_Directive_
Your copy of the material must match it exactly, except that pictures are dropped.

»»

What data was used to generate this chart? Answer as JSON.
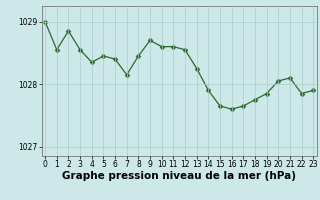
{
  "x": [
    0,
    1,
    2,
    3,
    4,
    5,
    6,
    7,
    8,
    9,
    10,
    11,
    12,
    13,
    14,
    15,
    16,
    17,
    18,
    19,
    20,
    21,
    22,
    23
  ],
  "y": [
    1029.0,
    1028.55,
    1028.85,
    1028.55,
    1028.35,
    1028.45,
    1028.4,
    1028.15,
    1028.45,
    1028.7,
    1028.6,
    1028.6,
    1028.55,
    1028.25,
    1027.9,
    1027.65,
    1027.6,
    1027.65,
    1027.75,
    1027.85,
    1028.05,
    1028.1,
    1027.85,
    1027.9
  ],
  "line_color": "#2d6a2d",
  "marker": "D",
  "marker_size": 2.5,
  "bg_color": "#cce8e8",
  "grid_color": "#aacccc",
  "xlabel": "Graphe pression niveau de la mer (hPa)",
  "xlabel_fontsize": 7.5,
  "ylim": [
    1026.85,
    1029.25
  ],
  "yticks": [
    1027,
    1028,
    1029
  ],
  "xticks": [
    0,
    1,
    2,
    3,
    4,
    5,
    6,
    7,
    8,
    9,
    10,
    11,
    12,
    13,
    14,
    15,
    16,
    17,
    18,
    19,
    20,
    21,
    22,
    23
  ],
  "tick_fontsize": 5.5,
  "axis_color": "#777777",
  "xlim_left": -0.3,
  "xlim_right": 23.3
}
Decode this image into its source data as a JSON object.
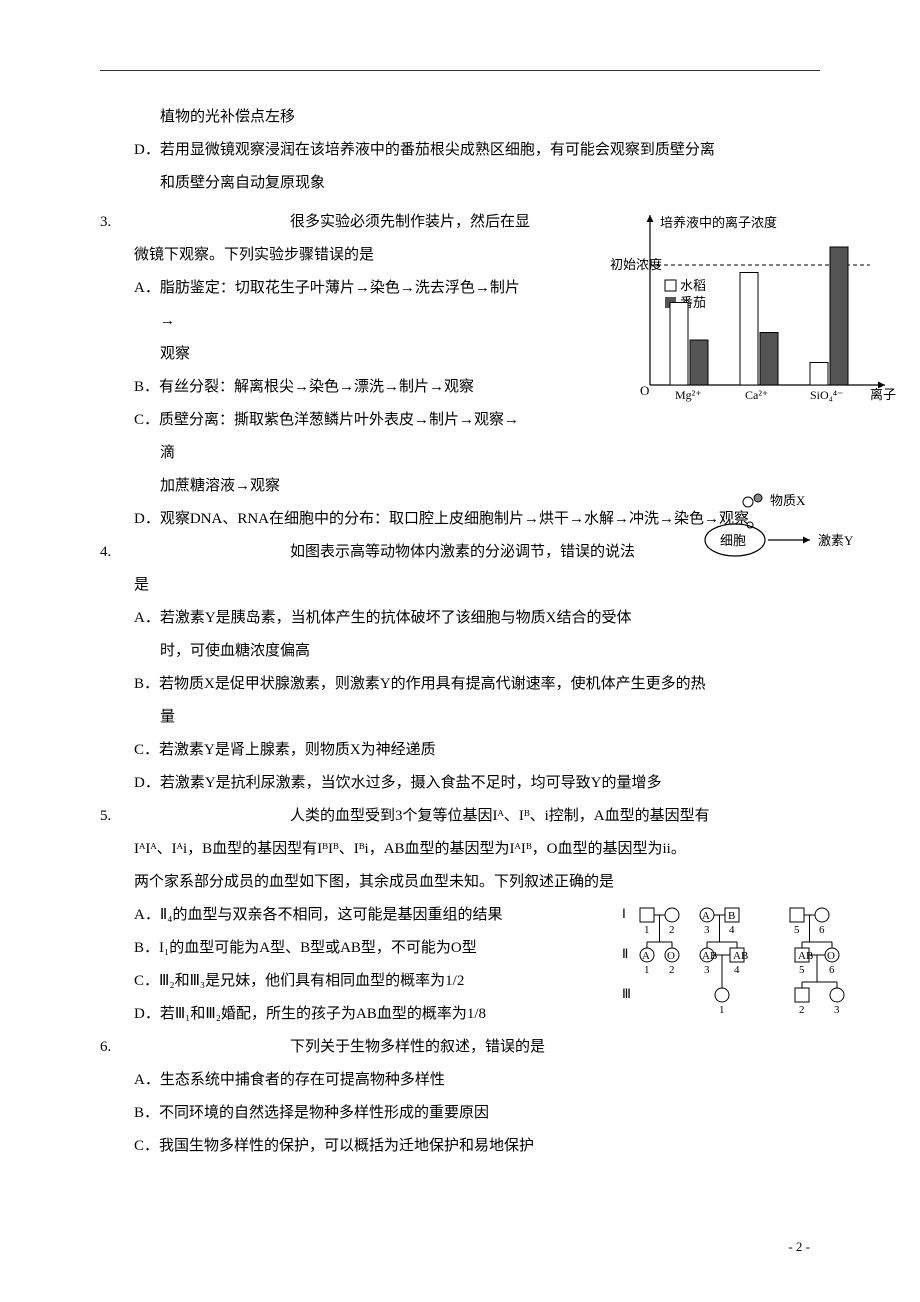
{
  "continuation": {
    "line1": "植物的光补偿点左移",
    "optD_l1": "D．若用显微镜观察浸润在该培养液中的番茄根尖成熟区细胞，有可能会观察到质壁分离",
    "optD_l2": "和质壁分离自动复原现象"
  },
  "q3": {
    "num": "3.",
    "stem_l1": "很多实验必须先制作装片，然后在显",
    "stem_l2": "微镜下观察。下列实验步骤错误的是",
    "optA_l1": "A．脂肪鉴定：切取花生子叶薄片→染色→洗去浮色→制片→",
    "optA_l2": "观察",
    "optB": "B．有丝分裂：解离根尖→染色→漂洗→制片→观察",
    "optC_l1": "C．质壁分离：撕取紫色洋葱鳞片叶外表皮→制片→观察→滴",
    "optC_l2": "加蔗糖溶液→观察",
    "optD": "D．观察DNA、RNA在细胞中的分布：取口腔上皮细胞制片→烘干→水解→冲洗→染色→观察"
  },
  "q4": {
    "num": "4.",
    "stem_l1": "如图表示高等动物体内激素的分泌调节，错误的说法",
    "stem_l2": "是",
    "optA_l1": "A．若激素Y是胰岛素，当机体产生的抗体破坏了该细胞与物质X结合的受体",
    "optA_l2": "时，可使血糖浓度偏高",
    "optB_l1": "B．若物质X是促甲状腺激素，则激素Y的作用具有提高代谢速率，使机体产生更多的热",
    "optB_l2": "量",
    "optC": "C．若激素Y是肾上腺素，则物质X为神经递质",
    "optD": "D．若激素Y是抗利尿激素，当饮水过多，摄入食盐不足时，均可导致Y的量增多"
  },
  "q5": {
    "num": "5.",
    "stem_l1": "人类的血型受到3个复等位基因Iᴬ、Iᴮ、i控制，A血型的基因型有",
    "stem_l2": "IᴬIᴬ、Iᴬi，B血型的基因型有IᴮIᴮ、Iᴮi，AB血型的基因型为IᴬIᴮ，O血型的基因型为ii。",
    "stem_l3": "两个家系部分成员的血型如下图，其余成员血型未知。下列叙述正确的是",
    "optA": "A．Ⅱ₄的血型与双亲各不相同，这可能是基因重组的结果",
    "optB": "B．I₁的血型可能为A型、B型或AB型，不可能为O型",
    "optC": "C．Ⅲ₂和Ⅲ₃是兄妹，他们具有相同血型的概率为1/2",
    "optD": "D．若Ⅲ₁和Ⅲ₂婚配，所生的孩子为AB血型的概率为1/8"
  },
  "q6": {
    "num": "6.",
    "stem": "下列关于生物多样性的叙述，错误的是",
    "optA": "A．生态系统中捕食者的存在可提高物种多样性",
    "optB": "B．不同环境的自然选择是物种多样性形成的重要原因",
    "optC": "C．我国生物多样性的保护，可以概括为迁地保护和易地保护"
  },
  "footer": "- 2 -",
  "chart1": {
    "y_axis_label": "培养液中的离子浓度",
    "y_ref_label": "初始浓度",
    "legend1": "水稻",
    "legend2": "番茄",
    "x_labels": [
      "Mg²⁺",
      "Ca²⁺",
      "SiO₄⁴⁻"
    ],
    "x_axis_label": "离子",
    "origin": "O",
    "rice_vals": [
      0.55,
      0.75,
      0.15
    ],
    "tomato_vals": [
      0.3,
      0.35,
      0.92
    ],
    "colors": {
      "rice": "#ffffff",
      "tomato": "#555555",
      "axis": "#000",
      "dash": "#000"
    }
  },
  "diagram2": {
    "substance_x": "物质X",
    "cell": "细胞",
    "hormone_y": "激素Y"
  },
  "pedigree": {
    "gen_labels": [
      "Ⅰ",
      "Ⅱ",
      "Ⅲ"
    ],
    "gen1_nums": [
      "1",
      "2",
      "3",
      "4",
      "5",
      "6"
    ],
    "gen2_nums": [
      "1",
      "2",
      "3",
      "4",
      "5",
      "6"
    ],
    "gen3_nums": [
      "1",
      "2",
      "3"
    ],
    "gen1_types": [
      "",
      "",
      "A",
      "B",
      "",
      ""
    ],
    "gen2_types": [
      "A",
      "O",
      "AB",
      "AB",
      "AB",
      "O"
    ]
  }
}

««

_Exercise answer_
What data was used to generate this chart? Answer as JSON.
{
  "x": [
    0,
    1,
    2,
    3,
    4,
    5,
    6,
    7,
    8,
    9,
    10,
    11,
    12,
    13,
    14,
    15,
    16,
    17,
    18,
    19,
    20,
    21,
    22,
    23
  ],
  "y": [
    1029.0,
    1028.55,
    1028.85,
    1028.55,
    1028.35,
    1028.45,
    1028.4,
    1028.15,
    1028.45,
    1028.7,
    1028.6,
    1028.6,
    1028.55,
    1028.25,
    1027.9,
    1027.65,
    1027.6,
    1027.65,
    1027.75,
    1027.85,
    1028.05,
    1028.1,
    1027.85,
    1027.9
  ],
  "line_color": "#2d6a2d",
  "marker": "D",
  "marker_size": 2.5,
  "bg_color": "#cce8e8",
  "grid_color": "#aacccc",
  "xlabel": "Graphe pression niveau de la mer (hPa)",
  "xlabel_fontsize": 7.5,
  "ylim": [
    1026.85,
    1029.25
  ],
  "yticks": [
    1027,
    1028,
    1029
  ],
  "xticks": [
    0,
    1,
    2,
    3,
    4,
    5,
    6,
    7,
    8,
    9,
    10,
    11,
    12,
    13,
    14,
    15,
    16,
    17,
    18,
    19,
    20,
    21,
    22,
    23
  ],
  "tick_fontsize": 5.5,
  "axis_color": "#777777",
  "xlim_left": -0.3,
  "xlim_right": 23.3
}
Decode this image into its source data as a JSON object.
{
  "continuation": {
    "line1": "植物的光补偿点左移",
    "optD_l1": "D．若用显微镜观察浸润在该培养液中的番茄根尖成熟区细胞，有可能会观察到质壁分离",
    "optD_l2": "和质壁分离自动复原现象"
  },
  "q3": {
    "num": "3.",
    "stem_l1": "很多实验必须先制作装片，然后在显",
    "stem_l2": "微镜下观察。下列实验步骤错误的是",
    "optA_l1": "A．脂肪鉴定：切取花生子叶薄片→染色→洗去浮色→制片→",
    "optA_l2": "观察",
    "optB": "B．有丝分裂：解离根尖→染色→漂洗→制片→观察",
    "optC_l1": "C．质壁分离：撕取紫色洋葱鳞片叶外表皮→制片→观察→滴",
    "optC_l2": "加蔗糖溶液→观察",
    "optD": "D．观察DNA、RNA在细胞中的分布：取口腔上皮细胞制片→烘干→水解→冲洗→染色→观察"
  },
  "q4": {
    "num": "4.",
    "stem_l1": "如图表示高等动物体内激素的分泌调节，错误的说法",
    "stem_l2": "是",
    "optA_l1": "A．若激素Y是胰岛素，当机体产生的抗体破坏了该细胞与物质X结合的受体",
    "optA_l2": "时，可使血糖浓度偏高",
    "optB_l1": "B．若物质X是促甲状腺激素，则激素Y的作用具有提高代谢速率，使机体产生更多的热",
    "optB_l2": "量",
    "optC": "C．若激素Y是肾上腺素，则物质X为神经递质",
    "optD": "D．若激素Y是抗利尿激素，当饮水过多，摄入食盐不足时，均可导致Y的量增多"
  },
  "q5": {
    "num": "5.",
    "stem_l1": "人类的血型受到3个复等位基因Iᴬ、Iᴮ、i控制，A血型的基因型有",
    "stem_l2": "IᴬIᴬ、Iᴬi，B血型的基因型有IᴮIᴮ、Iᴮi，AB血型的基因型为IᴬIᴮ，O血型的基因型为ii。",
    "stem_l3": "两个家系部分成员的血型如下图，其余成员血型未知。下列叙述正确的是",
    "optA": "A．Ⅱ₄的血型与双亲各不相同，这可能是基因重组的结果",
    "optB": "B．I₁的血型可能为A型、B型或AB型，不可能为O型",
    "optC": "C．Ⅲ₂和Ⅲ₃是兄妹，他们具有相同血型的概率为1/2",
    "optD": "D．若Ⅲ₁和Ⅲ₂婚配，所生的孩子为AB血型的概率为1/8"
  },
  "q6": {
    "num": "6.",
    "stem": "下列关于生物多样性的叙述，错误的是",
    "optA": "A．生态系统中捕食者的存在可提高物种多样性",
    "optB": "B．不同环境的自然选择是物种多样性形成的重要原因",
    "optC": "C．我国生物多样性的保护，可以概括为迁地保护和易地保护"
  },
  "footer": "- 2 -",
  "chart1": {
    "y_axis_label": "培养液中的离子浓度",
    "y_ref_label": "初始浓度",
    "legend1": "水稻",
    "legend2": "番茄",
    "x_labels": [
      "Mg²⁺",
      "Ca²⁺",
      "SiO₄⁴⁻"
    ],
    "x_axis_label": "离子",
    "origin": "O",
    "rice_vals": [
      0.55,
      0.75,
      0.15
    ],
    "tomato_vals": [
      0.3,
      0.35,
      0.92
    ],
    "colors": {
      "rice": "#ffffff",
      "tomato": "#555555",
      "axis": "#000",
      "dash": "#000"
    }
  },
  "diagram2": {
    "substance_x": "物质X",
    "cell": "细胞",
    "hormone_y": "激素Y"
  },
  "pedigree": {
    "gen_labels": [
      "Ⅰ",
      "Ⅱ",
      "Ⅲ"
    ],
    "gen1_nums": [
      "1",
      "2",
      "3",
      "4",
      "5",
      "6"
    ],
    "gen2_nums": [
      "1",
      "2",
      "3",
      "4",
      "5",
      "6"
    ],
    "gen3_nums": [
      "1",
      "2",
      "3"
    ],
    "gen1_types": [
      "",
      "",
      "A",
      "B",
      "",
      ""
    ],
    "gen2_types": [
      "A",
      "O",
      "AB",
      "AB",
      "AB",
      "O"
    ]
  }
}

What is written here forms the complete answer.